(Stored items from a collection)
══════════

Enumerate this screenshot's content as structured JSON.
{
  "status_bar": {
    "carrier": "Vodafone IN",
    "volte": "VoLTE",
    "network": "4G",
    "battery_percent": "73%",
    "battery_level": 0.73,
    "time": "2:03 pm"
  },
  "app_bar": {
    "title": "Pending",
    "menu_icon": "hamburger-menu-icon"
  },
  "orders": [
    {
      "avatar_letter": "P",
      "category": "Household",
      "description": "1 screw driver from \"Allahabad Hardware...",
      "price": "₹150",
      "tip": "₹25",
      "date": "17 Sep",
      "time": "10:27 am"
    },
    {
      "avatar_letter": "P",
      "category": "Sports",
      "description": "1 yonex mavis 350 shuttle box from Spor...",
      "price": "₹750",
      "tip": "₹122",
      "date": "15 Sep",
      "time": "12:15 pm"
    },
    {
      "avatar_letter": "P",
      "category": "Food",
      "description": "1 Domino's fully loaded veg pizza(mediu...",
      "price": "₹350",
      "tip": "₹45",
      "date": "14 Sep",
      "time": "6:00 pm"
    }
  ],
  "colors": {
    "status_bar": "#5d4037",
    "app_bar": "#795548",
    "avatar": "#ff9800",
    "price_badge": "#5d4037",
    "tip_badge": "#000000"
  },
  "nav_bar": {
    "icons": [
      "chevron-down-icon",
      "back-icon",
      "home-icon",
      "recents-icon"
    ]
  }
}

══════════

_STATED PROBLEM_. Each line of the material must be restated exactly.

_EXPECTED ANSWER_.
Enumerate this screenshot's content as structured JSON.
{
  "status_bar": {
    "carrier": "Vodafone IN",
    "volte": "VoLTE",
    "network": "4G",
    "battery_percent": "73%",
    "battery_level": 0.73,
    "time": "2:03 pm"
  },
  "app_bar": {
    "title": "Pending",
    "menu_icon": "hamburger-menu-icon"
  },
  "orders": [
    {
      "avatar_letter": "P",
      "category": "Household",
      "description": "1 screw driver from \"Allahabad Hardware...",
      "price": "₹150",
      "tip": "₹25",
      "date": "17 Sep",
      "time": "10:27 am"
    },
    {
      "avatar_letter": "P",
      "category": "Sports",
      "description": "1 yonex mavis 350 shuttle box from Spor...",
      "price": "₹750",
      "tip": "₹122",
      "date": "15 Sep",
      "time": "12:15 pm"
    },
    {
      "avatar_letter": "P",
      "category": "Food",
      "description": "1 Domino's fully loaded veg pizza(mediu...",
      "price": "₹350",
      "tip": "₹45",
      "date": "14 Sep",
      "time": "6:00 pm"
    }
  ],
  "colors": {
    "status_bar": "#5d4037",
    "app_bar": "#795548",
    "avatar": "#ff9800",
    "price_badge": "#5d4037",
    "tip_badge": "#000000"
  },
  "nav_bar": {
    "icons": [
      "chevron-down-icon",
      "back-icon",
      "home-icon",
      "recents-icon"
    ]
  }
}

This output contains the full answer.